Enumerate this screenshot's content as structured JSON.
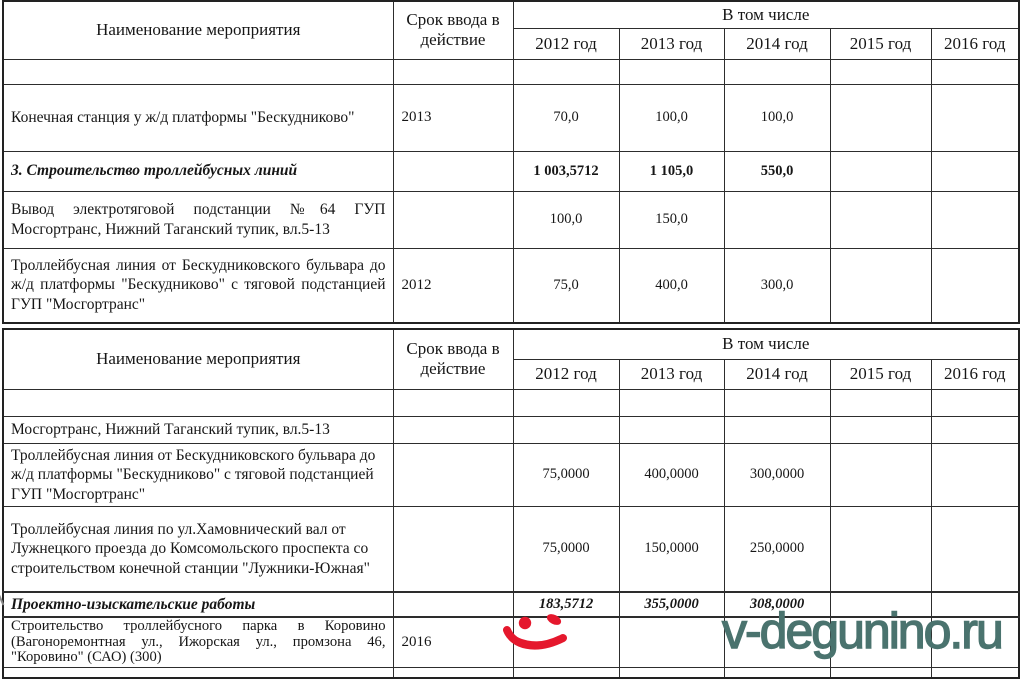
{
  "watermark": {
    "text": "v-degunino.ru",
    "color": "#4a736e"
  },
  "smiley_icon": {
    "name": "red-smiley-doodle",
    "color": "#e5182d"
  },
  "tables": [
    {
      "headers": {
        "name": "Наименование мероприятия",
        "term": "Срок ввода в действие",
        "group": "В том числе",
        "years": [
          "2012 год",
          "2013 год",
          "2014 год",
          "2015 год",
          "2016 год"
        ]
      },
      "rows": [
        {
          "type": "empty",
          "name": "",
          "term": "",
          "values": [
            "",
            "",
            "",
            "",
            ""
          ]
        },
        {
          "type": "item",
          "name": "Конечная станция у ж/д  платформы \"Бескудниково\"",
          "term": "2013",
          "values": [
            "70,0",
            "100,0",
            "100,0",
            "",
            ""
          ]
        },
        {
          "type": "section",
          "name": "3. Строительство троллейбусных линий",
          "term": "",
          "values": [
            "1 003,5712",
            "1 105,0",
            "550,0",
            "",
            ""
          ]
        },
        {
          "type": "item",
          "justify": true,
          "name": "Вывод электротяговой подстанции №64 ГУП Мосгортранс, Нижний Таганский тупик, вл.5-13",
          "term": "",
          "values": [
            "100,0",
            "150,0",
            "",
            "",
            ""
          ]
        },
        {
          "type": "item",
          "justify": true,
          "name": "Троллейбусная линия от Бескудниковского бульвара до ж/д платформы \"Бескудниково\" с тяговой подстанцией ГУП \"Мосгортранс\"",
          "term": "2012",
          "values": [
            "75,0",
            "400,0",
            "300,0",
            "",
            ""
          ]
        }
      ]
    },
    {
      "headers": {
        "name": "Наименование мероприятия",
        "term": "Срок ввода в действие",
        "group": "В том числе",
        "years": [
          "2012 год",
          "2013 год",
          "2014 год",
          "2015 год",
          "2016 год"
        ]
      },
      "rows": [
        {
          "type": "empty",
          "name": "",
          "term": "",
          "values": [
            "",
            "",
            "",
            "",
            ""
          ]
        },
        {
          "type": "item",
          "name": "Мосгортранс, Нижний Таганский тупик, вл.5-13",
          "term": "",
          "values": [
            "",
            "",
            "",
            "",
            ""
          ]
        },
        {
          "type": "item",
          "name": "Троллейбусная линия от Бескудниковского бульвара до ж/д платформы \"Бескудниково\" с тяговой подстанцией ГУП \"Мосгортранс\"",
          "term": "",
          "values": [
            "75,0000",
            "400,0000",
            "300,0000",
            "",
            ""
          ]
        },
        {
          "type": "item",
          "name": "Троллейбусная линия по ул.Хамовнический вал от  Лужнецкого проезда до Комсомольского проспекта со строительством конечной станции \"Лужники-Южная\"",
          "term": "",
          "values": [
            "75,0000",
            "150,0000",
            "250,0000",
            "",
            ""
          ]
        },
        {
          "type": "section",
          "name": "Проектно-изыскательские работы",
          "term": "",
          "values": [
            "183,5712",
            "355,0000",
            "308,0000",
            "",
            ""
          ]
        },
        {
          "type": "compact",
          "justify": true,
          "smiley": true,
          "name": "Строительство троллейбусного парка в Коровино (Вагоноремонтная ул., Ижорская ул., промзона 46, \"Коровино\" (САО) (300)",
          "term": "2016",
          "values": [
            "",
            "",
            "",
            "",
            ""
          ]
        },
        {
          "type": "partial",
          "name": "",
          "term": "",
          "values": [
            "",
            "",
            "",
            "",
            ""
          ]
        }
      ]
    }
  ]
}
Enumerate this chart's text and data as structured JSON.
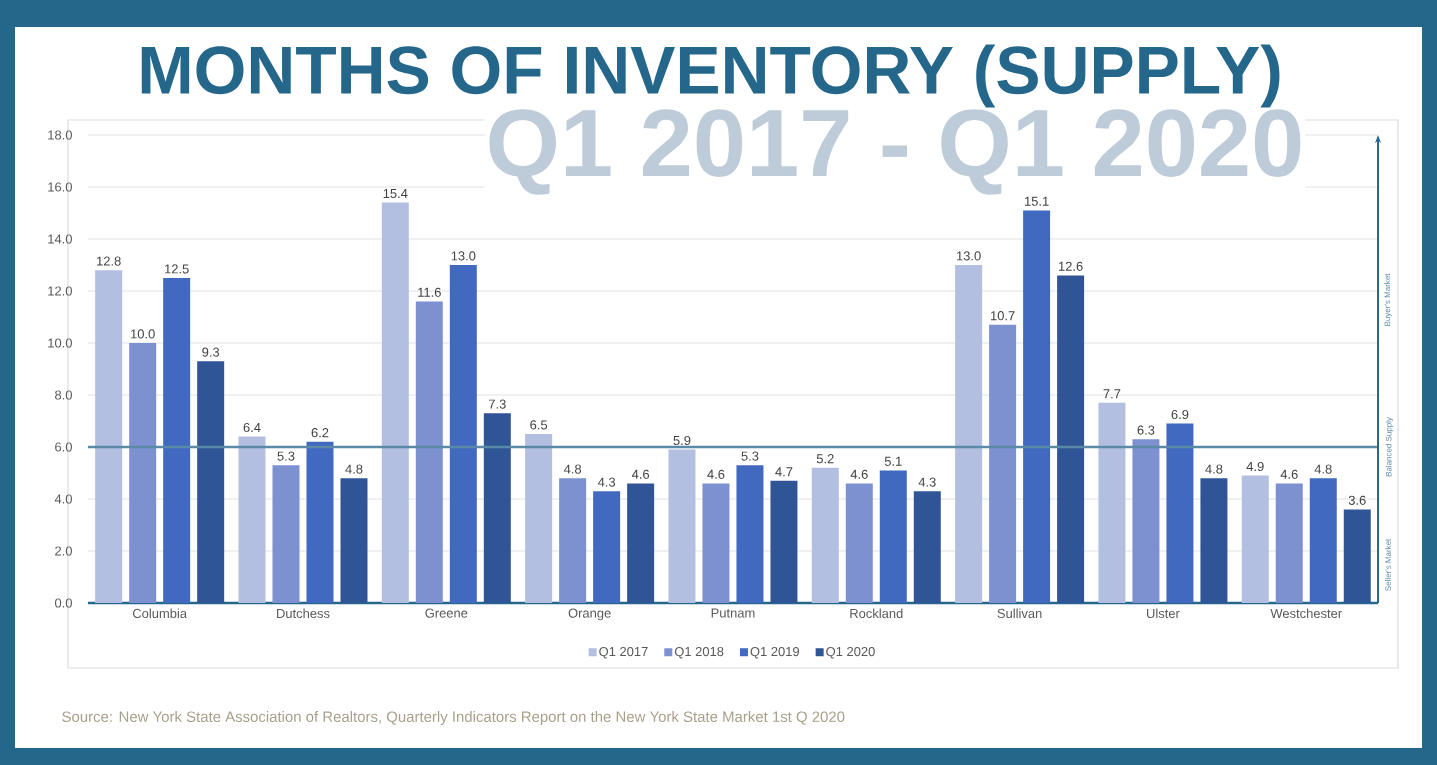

+---+

PROBLEM TO SOLVE
Omitting all images, retype each line of the records precisely.

SOLVED EXERCISE
Enumerate this screenshot's content as structured JSON.
{
  "watermark": {
    "text": "v-degunino.ru",
    "color": "#4a736e"
  },
  "smiley_icon": {
    "name": "red-smiley-doodle",
    "color": "#e5182d"
  },
  "tables": [
    {
      "headers": {
        "name": "Наименование мероприятия",
        "term": "Срок ввода в действие",
        "group": "В том числе",
        "years": [
          "2012 год",
          "2013 год",
          "2014 год",
          "2015 год",
          "2016 год"
        ]
      },
      "rows": [
        {
          "type": "empty",
          "name": "",
          "term": "",
          "values": [
            "",
            "",
            "",
            "",
            ""
          ]
        },
        {
          "type": "item",
          "name": "Конечная станция у ж/д  платформы \"Бескудниково\"",
          "term": "2013",
          "values": [
            "70,0",
            "100,0",
            "100,0",
            "",
            ""
          ]
        },
        {
          "type": "section",
          "name": "3. Строительство троллейбусных линий",
          "term": "",
          "values": [
            "1 003,5712",
            "1 105,0",
            "550,0",
            "",
            ""
          ]
        },
        {
          "type": "item",
          "justify": true,
          "name": "Вывод электротяговой подстанции №64 ГУП Мосгортранс, Нижний Таганский тупик, вл.5-13",
          "term": "",
          "values": [
            "100,0",
            "150,0",
            "",
            "",
            ""
          ]
        },
        {
          "type": "item",
          "justify": true,
          "name": "Троллейбусная линия от Бескудниковского бульвара до ж/д платформы \"Бескудниково\" с тяговой подстанцией ГУП \"Мосгортранс\"",
          "term": "2012",
          "values": [
            "75,0",
            "400,0",
            "300,0",
            "",
            ""
          ]
        }
      ]
    },
    {
      "headers": {
        "name": "Наименование мероприятия",
        "term": "Срок ввода в действие",
        "group": "В том числе",
        "years": [
          "2012 год",
          "2013 год",
          "2014 год",
          "2015 год",
          "2016 год"
        ]
      },
      "rows": [
        {
          "type": "empty",
          "name": "",
          "term": "",
          "values": [
            "",
            "",
            "",
            "",
            ""
          ]
        },
        {
          "type": "item",
          "name": "Мосгортранс, Нижний Таганский тупик, вл.5-13",
          "term": "",
          "values": [
            "",
            "",
            "",
            "",
            ""
          ]
        },
        {
          "type": "item",
          "name": "Троллейбусная линия от Бескудниковского бульвара до ж/д платформы \"Бескудниково\" с тяговой подстанцией ГУП \"Мосгортранс\"",
          "term": "",
          "values": [
            "75,0000",
            "400,0000",
            "300,0000",
            "",
            ""
          ]
        },
        {
          "type": "item",
          "name": "Троллейбусная линия по ул.Хамовнический вал от  Лужнецкого проезда до Комсомольского проспекта со строительством конечной станции \"Лужники-Южная\"",
          "term": "",
          "values": [
            "75,0000",
            "150,0000",
            "250,0000",
            "",
            ""
          ]
        },
        {
          "type": "section",
          "name": "Проектно-изыскательские работы",
          "term": "",
          "values": [
            "183,5712",
            "355,0000",
            "308,0000",
            "",
            ""
          ]
        },
        {
          "type": "compact",
          "justify": true,
          "smiley": true,
          "name": "Строительство троллейбусного парка в Коровино (Вагоноремонтная ул., Ижорская ул., промзона 46, \"Коровино\" (САО) (300)",
          "term": "2016",
          "values": [
            "",
            "",
            "",
            "",
            ""
          ]
        },
        {
          "type": "partial",
          "name": "",
          "term": "",
          "values": [
            "",
            "",
            "",
            "",
            ""
          ]
        }
      ]
    }
  ]
}
Enumerate this chart's text and data as structured JSON.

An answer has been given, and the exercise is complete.